**SHORT TASK:**
Copy each line where the word "JSON" occurs.

**EXERCISE INPUTS:**
>> begin

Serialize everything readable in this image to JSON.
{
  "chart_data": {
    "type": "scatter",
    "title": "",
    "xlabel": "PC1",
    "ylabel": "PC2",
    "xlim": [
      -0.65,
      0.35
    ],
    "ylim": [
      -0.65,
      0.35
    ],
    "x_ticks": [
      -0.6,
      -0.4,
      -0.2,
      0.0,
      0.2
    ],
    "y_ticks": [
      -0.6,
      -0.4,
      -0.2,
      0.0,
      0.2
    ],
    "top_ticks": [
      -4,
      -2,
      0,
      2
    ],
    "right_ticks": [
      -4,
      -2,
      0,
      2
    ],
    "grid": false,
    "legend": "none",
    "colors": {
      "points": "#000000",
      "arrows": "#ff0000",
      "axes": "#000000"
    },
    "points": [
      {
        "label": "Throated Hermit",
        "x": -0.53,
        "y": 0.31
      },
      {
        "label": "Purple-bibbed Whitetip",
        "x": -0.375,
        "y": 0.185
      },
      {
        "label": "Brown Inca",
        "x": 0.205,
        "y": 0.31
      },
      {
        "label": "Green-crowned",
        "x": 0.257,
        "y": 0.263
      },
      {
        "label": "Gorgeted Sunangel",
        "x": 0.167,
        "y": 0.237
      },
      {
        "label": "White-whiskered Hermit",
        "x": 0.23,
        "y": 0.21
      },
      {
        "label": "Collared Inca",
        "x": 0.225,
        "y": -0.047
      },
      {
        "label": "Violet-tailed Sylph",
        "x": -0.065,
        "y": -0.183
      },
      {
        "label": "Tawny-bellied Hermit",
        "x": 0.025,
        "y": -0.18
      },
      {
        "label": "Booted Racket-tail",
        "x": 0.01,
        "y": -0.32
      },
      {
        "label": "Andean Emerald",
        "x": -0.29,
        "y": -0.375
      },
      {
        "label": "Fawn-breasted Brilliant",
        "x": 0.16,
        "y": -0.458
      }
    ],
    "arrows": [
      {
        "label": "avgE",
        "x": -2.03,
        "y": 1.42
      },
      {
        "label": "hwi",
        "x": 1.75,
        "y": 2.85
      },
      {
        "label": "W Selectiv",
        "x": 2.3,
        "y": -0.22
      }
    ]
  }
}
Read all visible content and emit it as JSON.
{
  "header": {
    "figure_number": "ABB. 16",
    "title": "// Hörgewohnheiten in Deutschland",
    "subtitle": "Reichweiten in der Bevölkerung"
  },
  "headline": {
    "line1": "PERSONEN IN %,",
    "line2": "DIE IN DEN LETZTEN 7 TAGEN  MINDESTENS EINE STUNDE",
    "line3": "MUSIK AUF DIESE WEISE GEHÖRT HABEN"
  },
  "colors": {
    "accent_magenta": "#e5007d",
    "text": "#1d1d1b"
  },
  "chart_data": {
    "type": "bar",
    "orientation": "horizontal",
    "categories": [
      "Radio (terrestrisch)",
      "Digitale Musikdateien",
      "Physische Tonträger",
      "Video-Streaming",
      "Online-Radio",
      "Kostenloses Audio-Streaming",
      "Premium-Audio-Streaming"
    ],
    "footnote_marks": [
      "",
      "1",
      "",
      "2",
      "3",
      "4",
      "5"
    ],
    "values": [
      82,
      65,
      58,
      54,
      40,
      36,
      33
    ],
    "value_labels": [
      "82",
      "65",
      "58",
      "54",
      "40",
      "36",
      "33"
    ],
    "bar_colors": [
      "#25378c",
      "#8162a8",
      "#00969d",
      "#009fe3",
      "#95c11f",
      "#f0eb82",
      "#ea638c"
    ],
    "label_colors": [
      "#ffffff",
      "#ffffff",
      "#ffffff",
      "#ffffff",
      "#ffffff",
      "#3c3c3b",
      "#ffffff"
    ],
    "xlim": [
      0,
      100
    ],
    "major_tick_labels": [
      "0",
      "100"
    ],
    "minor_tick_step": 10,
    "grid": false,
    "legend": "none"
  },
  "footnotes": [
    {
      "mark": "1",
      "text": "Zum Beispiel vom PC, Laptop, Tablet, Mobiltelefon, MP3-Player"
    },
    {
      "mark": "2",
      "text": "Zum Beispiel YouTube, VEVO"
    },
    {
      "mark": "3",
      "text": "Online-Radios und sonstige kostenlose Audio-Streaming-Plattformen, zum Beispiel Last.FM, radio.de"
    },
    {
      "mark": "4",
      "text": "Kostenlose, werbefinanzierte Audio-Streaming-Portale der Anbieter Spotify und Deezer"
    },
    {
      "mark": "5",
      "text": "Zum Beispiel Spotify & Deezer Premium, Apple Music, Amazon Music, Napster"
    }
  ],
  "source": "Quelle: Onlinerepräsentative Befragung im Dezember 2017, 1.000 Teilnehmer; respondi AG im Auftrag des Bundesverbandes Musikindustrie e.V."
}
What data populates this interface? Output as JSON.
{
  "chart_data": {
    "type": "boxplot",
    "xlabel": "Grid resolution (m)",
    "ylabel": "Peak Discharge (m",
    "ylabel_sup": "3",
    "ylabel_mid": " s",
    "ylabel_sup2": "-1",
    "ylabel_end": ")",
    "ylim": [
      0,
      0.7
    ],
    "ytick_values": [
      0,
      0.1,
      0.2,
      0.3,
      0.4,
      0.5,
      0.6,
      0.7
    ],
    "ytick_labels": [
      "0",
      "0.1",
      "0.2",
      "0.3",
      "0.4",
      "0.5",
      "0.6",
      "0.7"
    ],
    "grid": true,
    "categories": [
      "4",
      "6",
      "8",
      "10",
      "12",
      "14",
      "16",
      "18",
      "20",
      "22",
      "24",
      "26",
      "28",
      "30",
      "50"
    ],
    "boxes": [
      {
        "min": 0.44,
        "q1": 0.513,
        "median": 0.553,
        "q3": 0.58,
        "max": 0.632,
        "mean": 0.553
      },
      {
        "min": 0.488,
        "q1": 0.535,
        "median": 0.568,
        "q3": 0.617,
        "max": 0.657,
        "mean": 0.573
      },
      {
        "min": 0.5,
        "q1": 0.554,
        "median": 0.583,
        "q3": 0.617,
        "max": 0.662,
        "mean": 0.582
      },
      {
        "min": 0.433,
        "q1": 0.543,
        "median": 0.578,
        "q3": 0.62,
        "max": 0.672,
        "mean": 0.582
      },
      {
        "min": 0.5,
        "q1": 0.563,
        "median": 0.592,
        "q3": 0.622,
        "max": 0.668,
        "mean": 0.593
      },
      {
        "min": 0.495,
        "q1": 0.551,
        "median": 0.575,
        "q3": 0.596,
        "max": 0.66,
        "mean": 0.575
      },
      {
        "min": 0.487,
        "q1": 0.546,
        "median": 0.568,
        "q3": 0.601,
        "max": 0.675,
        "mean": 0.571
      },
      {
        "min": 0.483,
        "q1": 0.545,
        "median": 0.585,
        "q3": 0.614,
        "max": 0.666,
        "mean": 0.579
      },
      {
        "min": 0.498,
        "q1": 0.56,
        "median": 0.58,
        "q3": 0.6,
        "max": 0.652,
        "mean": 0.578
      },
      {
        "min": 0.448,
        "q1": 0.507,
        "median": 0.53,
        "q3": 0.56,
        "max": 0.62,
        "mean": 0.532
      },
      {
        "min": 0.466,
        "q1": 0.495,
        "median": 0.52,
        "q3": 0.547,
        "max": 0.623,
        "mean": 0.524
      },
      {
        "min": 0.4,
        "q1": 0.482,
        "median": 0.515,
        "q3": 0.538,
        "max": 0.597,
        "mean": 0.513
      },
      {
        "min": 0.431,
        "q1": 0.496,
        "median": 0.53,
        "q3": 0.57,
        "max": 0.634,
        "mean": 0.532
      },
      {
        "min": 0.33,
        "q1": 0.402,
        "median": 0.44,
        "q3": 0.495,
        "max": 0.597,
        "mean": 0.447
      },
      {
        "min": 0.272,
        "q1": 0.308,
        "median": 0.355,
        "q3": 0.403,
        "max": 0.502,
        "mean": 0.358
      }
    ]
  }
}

>> end

**REPLY TO THE TASK:**
Serialize everything readable in this image to JSON.
Read all visible content and emit it as JSON.
What data populates this interface? Output as JSON.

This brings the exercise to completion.